Description of the task |
Reproduce each of the records below verbatim, omitting the pictures from your output.

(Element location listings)
● ● ● ● ●

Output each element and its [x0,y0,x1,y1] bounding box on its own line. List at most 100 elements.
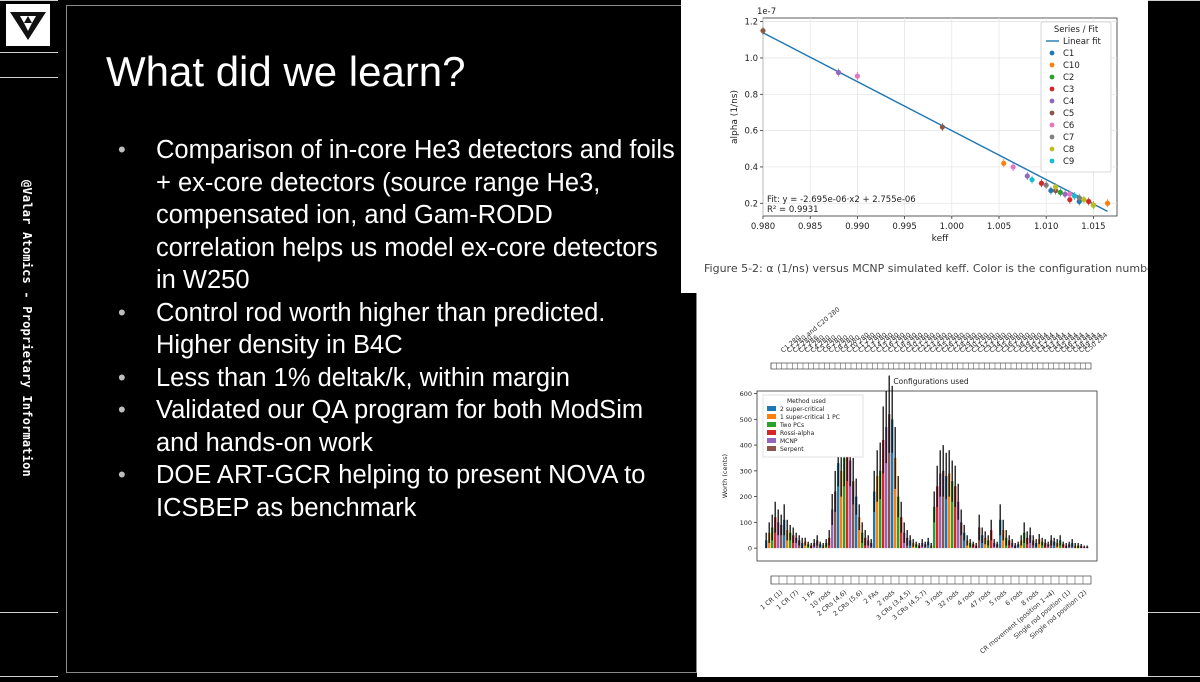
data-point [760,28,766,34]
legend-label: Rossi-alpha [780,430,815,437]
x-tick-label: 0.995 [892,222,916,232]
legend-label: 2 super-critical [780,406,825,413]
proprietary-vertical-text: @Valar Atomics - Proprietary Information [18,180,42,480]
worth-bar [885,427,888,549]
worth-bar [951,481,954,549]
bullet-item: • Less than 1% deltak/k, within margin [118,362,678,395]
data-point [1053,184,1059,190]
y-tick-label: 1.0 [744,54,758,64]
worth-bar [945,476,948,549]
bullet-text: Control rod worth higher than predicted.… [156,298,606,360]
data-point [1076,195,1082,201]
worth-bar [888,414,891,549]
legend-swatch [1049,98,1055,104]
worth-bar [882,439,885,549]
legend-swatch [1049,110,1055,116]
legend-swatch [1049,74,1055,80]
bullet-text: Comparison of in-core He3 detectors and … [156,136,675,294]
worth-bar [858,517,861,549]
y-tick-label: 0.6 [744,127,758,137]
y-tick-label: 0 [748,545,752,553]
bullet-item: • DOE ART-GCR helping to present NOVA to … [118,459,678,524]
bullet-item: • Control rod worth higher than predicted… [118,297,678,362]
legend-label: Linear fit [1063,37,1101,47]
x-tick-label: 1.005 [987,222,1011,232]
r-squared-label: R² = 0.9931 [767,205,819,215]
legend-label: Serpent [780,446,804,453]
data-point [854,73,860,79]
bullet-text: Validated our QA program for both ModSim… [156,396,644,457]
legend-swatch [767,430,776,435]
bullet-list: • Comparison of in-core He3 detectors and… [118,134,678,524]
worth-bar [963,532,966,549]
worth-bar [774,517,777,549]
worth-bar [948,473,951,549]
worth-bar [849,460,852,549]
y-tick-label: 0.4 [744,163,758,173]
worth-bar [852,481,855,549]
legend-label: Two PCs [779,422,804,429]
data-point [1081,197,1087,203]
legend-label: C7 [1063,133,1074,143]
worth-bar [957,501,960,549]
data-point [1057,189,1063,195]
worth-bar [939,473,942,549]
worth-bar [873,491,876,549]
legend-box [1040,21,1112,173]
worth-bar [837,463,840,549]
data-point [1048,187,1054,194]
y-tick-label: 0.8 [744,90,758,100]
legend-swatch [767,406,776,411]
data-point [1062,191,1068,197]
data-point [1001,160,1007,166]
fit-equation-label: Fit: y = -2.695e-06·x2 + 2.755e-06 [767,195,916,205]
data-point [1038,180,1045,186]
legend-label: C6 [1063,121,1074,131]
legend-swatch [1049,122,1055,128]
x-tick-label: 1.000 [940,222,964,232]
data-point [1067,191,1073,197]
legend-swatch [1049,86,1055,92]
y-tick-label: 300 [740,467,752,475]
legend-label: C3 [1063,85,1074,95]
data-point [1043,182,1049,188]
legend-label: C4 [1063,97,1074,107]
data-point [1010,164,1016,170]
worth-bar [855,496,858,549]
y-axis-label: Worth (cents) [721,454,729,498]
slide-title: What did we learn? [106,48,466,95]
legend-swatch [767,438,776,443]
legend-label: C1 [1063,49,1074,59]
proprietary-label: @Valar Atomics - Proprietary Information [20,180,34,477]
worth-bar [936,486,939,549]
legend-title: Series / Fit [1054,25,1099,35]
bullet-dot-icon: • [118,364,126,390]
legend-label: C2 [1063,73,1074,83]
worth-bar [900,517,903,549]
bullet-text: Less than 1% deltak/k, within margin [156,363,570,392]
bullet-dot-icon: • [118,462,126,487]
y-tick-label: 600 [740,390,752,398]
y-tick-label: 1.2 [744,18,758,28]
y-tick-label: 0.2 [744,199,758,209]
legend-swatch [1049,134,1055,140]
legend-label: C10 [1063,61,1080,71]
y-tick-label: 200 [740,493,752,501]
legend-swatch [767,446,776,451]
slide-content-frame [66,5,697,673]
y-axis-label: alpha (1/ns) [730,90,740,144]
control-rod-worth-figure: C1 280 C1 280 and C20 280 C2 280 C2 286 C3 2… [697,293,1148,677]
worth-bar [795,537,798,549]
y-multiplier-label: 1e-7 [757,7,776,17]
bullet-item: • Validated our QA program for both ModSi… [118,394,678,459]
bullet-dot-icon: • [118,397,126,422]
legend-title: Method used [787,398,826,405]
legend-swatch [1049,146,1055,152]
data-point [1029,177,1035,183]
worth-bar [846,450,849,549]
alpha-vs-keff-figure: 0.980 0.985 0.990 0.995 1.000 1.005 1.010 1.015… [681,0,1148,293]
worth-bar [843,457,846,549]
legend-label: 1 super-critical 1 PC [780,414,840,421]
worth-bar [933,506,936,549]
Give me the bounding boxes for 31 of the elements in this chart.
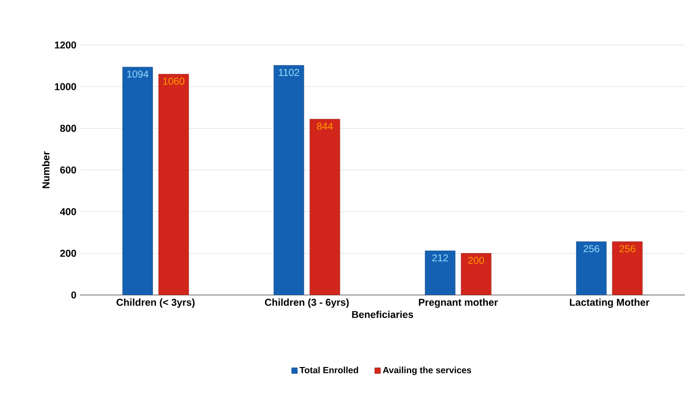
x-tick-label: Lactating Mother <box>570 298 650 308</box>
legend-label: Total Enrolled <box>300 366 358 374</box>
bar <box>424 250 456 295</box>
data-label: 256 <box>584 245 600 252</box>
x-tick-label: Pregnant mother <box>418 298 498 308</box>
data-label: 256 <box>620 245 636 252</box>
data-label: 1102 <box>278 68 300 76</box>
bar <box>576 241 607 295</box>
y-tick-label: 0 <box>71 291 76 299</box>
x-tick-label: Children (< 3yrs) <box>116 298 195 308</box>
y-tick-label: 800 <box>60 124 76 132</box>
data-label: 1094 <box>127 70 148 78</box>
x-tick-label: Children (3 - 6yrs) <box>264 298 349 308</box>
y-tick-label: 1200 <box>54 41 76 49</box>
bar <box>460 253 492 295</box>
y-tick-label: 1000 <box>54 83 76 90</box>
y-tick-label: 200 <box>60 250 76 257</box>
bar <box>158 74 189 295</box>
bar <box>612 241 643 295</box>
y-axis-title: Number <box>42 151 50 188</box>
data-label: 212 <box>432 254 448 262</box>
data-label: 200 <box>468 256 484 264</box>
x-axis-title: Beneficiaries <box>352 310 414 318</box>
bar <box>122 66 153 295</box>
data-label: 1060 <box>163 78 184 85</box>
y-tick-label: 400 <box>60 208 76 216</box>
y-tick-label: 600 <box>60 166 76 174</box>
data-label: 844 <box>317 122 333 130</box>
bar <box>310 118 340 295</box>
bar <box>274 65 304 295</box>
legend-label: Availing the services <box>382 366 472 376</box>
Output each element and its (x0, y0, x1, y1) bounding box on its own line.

● ● ● ● ●

Output of the task |
Output each element and its [x0,y0,x1,y1] bounding box on its own line. List at most 100 elements.
data-point [760,28,766,34]
legend-label: Rossi-alpha [780,430,815,437]
x-tick-label: 0.995 [892,222,916,232]
legend-label: 2 super-critical [780,406,825,413]
proprietary-vertical-text: @Valar Atomics - Proprietary Information [18,180,42,480]
worth-bar [885,427,888,549]
worth-bar [951,481,954,549]
bullet-item: • Less than 1% deltak/k, within margin [118,362,678,395]
data-point [1053,184,1059,190]
y-tick-label: 1.0 [744,54,758,64]
worth-bar [945,476,948,549]
bullet-text: Control rod worth higher than predicted.… [156,298,606,360]
data-point [1076,195,1082,201]
worth-bar [888,414,891,549]
legend-swatch [1049,98,1055,104]
worth-bar [882,439,885,549]
legend-swatch [1049,110,1055,116]
legend-swatch [1049,74,1055,80]
bullet-text: Comparison of in-core He3 detectors and … [156,136,675,294]
worth-bar [858,517,861,549]
y-tick-label: 0.6 [744,127,758,137]
y-tick-label: 0 [748,545,752,553]
bullet-item: • DOE ART-GCR helping to present NOVA to … [118,459,678,524]
bullet-item: • Control rod worth higher than predicted… [118,297,678,362]
legend-label: Linear fit [1063,37,1101,47]
x-tick-label: 1.005 [987,222,1011,232]
r-squared-label: R² = 0.9931 [767,205,819,215]
legend-label: Serpent [780,446,804,453]
data-point [854,73,860,79]
bullet-text: Validated our QA program for both ModSim… [156,396,644,457]
legend-swatch [767,430,776,435]
bullet-list: • Comparison of in-core He3 detectors and… [118,134,678,524]
worth-bar [963,532,966,549]
worth-bar [774,517,777,549]
worth-bar [948,473,951,549]
worth-bar [849,460,852,549]
y-tick-label: 0.4 [744,163,758,173]
worth-bar [852,481,855,549]
legend-label: Two PCs [779,422,804,429]
data-point [1081,197,1087,203]
legend-label: C7 [1063,133,1074,143]
worth-bar [957,501,960,549]
data-point [1057,189,1063,195]
worth-bar [939,473,942,549]
worth-bar [873,491,876,549]
legend-box [1040,21,1112,173]
worth-bar [837,463,840,549]
data-point [1048,187,1054,194]
y-tick-label: 0.8 [744,90,758,100]
legend-swatch [767,406,776,411]
data-point [1062,191,1068,197]
data-point [1001,160,1007,166]
fit-equation-label: Fit: y = -2.695e-06·x2 + 2.755e-06 [767,195,916,205]
data-point [1038,180,1045,186]
legend-label: C6 [1063,121,1074,131]
legend-swatch [1049,122,1055,128]
x-tick-label: 1.000 [940,222,964,232]
data-point [1067,191,1073,197]
legend-swatch [1049,86,1055,92]
y-tick-label: 300 [740,467,752,475]
legend-label: C3 [1063,85,1074,95]
data-point [1043,182,1049,188]
legend-label: C4 [1063,97,1074,107]
data-point [1010,164,1016,170]
worth-bar [855,496,858,549]
y-axis-label: Worth (cents) [721,454,729,498]
slide-title: What did we learn? [106,48,466,95]
legend-swatch [767,438,776,443]
legend-label: C1 [1063,49,1074,59]
proprietary-label: @Valar Atomics - Proprietary Information [20,180,34,477]
worth-bar [936,486,939,549]
legend-title: Series / Fit [1054,25,1099,35]
bullet-dot-icon: • [118,364,126,390]
legend-label: C2 [1063,73,1074,83]
worth-bar [900,517,903,549]
bullet-text: Less than 1% deltak/k, within margin [156,363,570,392]
bullet-dot-icon: • [118,462,126,487]
y-tick-label: 600 [740,390,752,398]
y-tick-label: 1.2 [744,18,758,28]
y-tick-label: 0.2 [744,199,758,209]
legend-swatch [1049,134,1055,140]
legend-label: C10 [1063,61,1080,71]
y-tick-label: 200 [740,493,752,501]
legend-swatch [767,446,776,451]
slide-content-frame [66,5,697,673]
y-axis-label: alpha (1/ns) [730,90,740,144]
control-rod-worth-figure: C1 280 C1 280 and C20 280 C2 280 C2 286 C3 2… [697,293,1148,677]
worth-bar [795,537,798,549]
y-multiplier-label: 1e-7 [757,7,776,17]
bullet-item: • Validated our QA program for both ModSi… [118,394,678,459]
bullet-dot-icon: • [118,397,126,422]
legend-title: Method used [787,398,826,405]
legend-swatch [1049,146,1055,152]
data-point [1029,177,1035,183]
worth-bar [846,450,849,549]
alpha-vs-keff-figure: 0.980 0.985 0.990 0.995 1.000 1.005 1.010 1.015… [681,0,1148,293]
worth-bar [843,457,846,549]
legend-label: 1 super-critical 1 PC [780,414,840,421]
worth-bar [933,506,936,549]
Give me the bounding boxes for 31 of the elements in this chart.
x-tick-label: Lactating Mother <box>570 298 650 308</box>
legend-label: Total Enrolled <box>300 366 358 374</box>
bar <box>424 250 456 295</box>
data-label: 256 <box>584 245 600 252</box>
x-tick-label: Pregnant mother <box>418 298 498 308</box>
data-label: 256 <box>620 245 636 252</box>
data-label: 1102 <box>278 68 300 76</box>
bar <box>576 241 607 295</box>
y-tick-label: 0 <box>71 291 76 299</box>
x-tick-label: Children (< 3yrs) <box>116 298 195 308</box>
y-tick-label: 800 <box>60 124 76 132</box>
data-label: 1094 <box>127 70 148 78</box>
x-tick-label: Children (3 - 6yrs) <box>264 298 349 308</box>
y-tick-label: 1200 <box>54 41 76 49</box>
bar <box>460 253 492 295</box>
y-tick-label: 1000 <box>54 83 76 90</box>
y-tick-label: 200 <box>60 250 76 257</box>
bar <box>158 74 189 295</box>
bar <box>612 241 643 295</box>
y-axis-title: Number <box>42 151 50 188</box>
data-label: 212 <box>432 254 448 262</box>
data-label: 200 <box>468 256 484 264</box>
x-axis-title: Beneficiaries <box>352 310 414 318</box>
bar <box>122 66 153 295</box>
data-label: 1060 <box>163 78 184 85</box>
y-tick-label: 400 <box>60 208 76 216</box>
y-tick-label: 600 <box>60 166 76 174</box>
data-label: 844 <box>317 122 333 130</box>
bar <box>310 118 340 295</box>
bar <box>274 65 304 295</box>
legend-label: Availing the services <box>382 366 472 376</box>
Output each element and its (x0, y0, x1, y1) bounding box on its own line.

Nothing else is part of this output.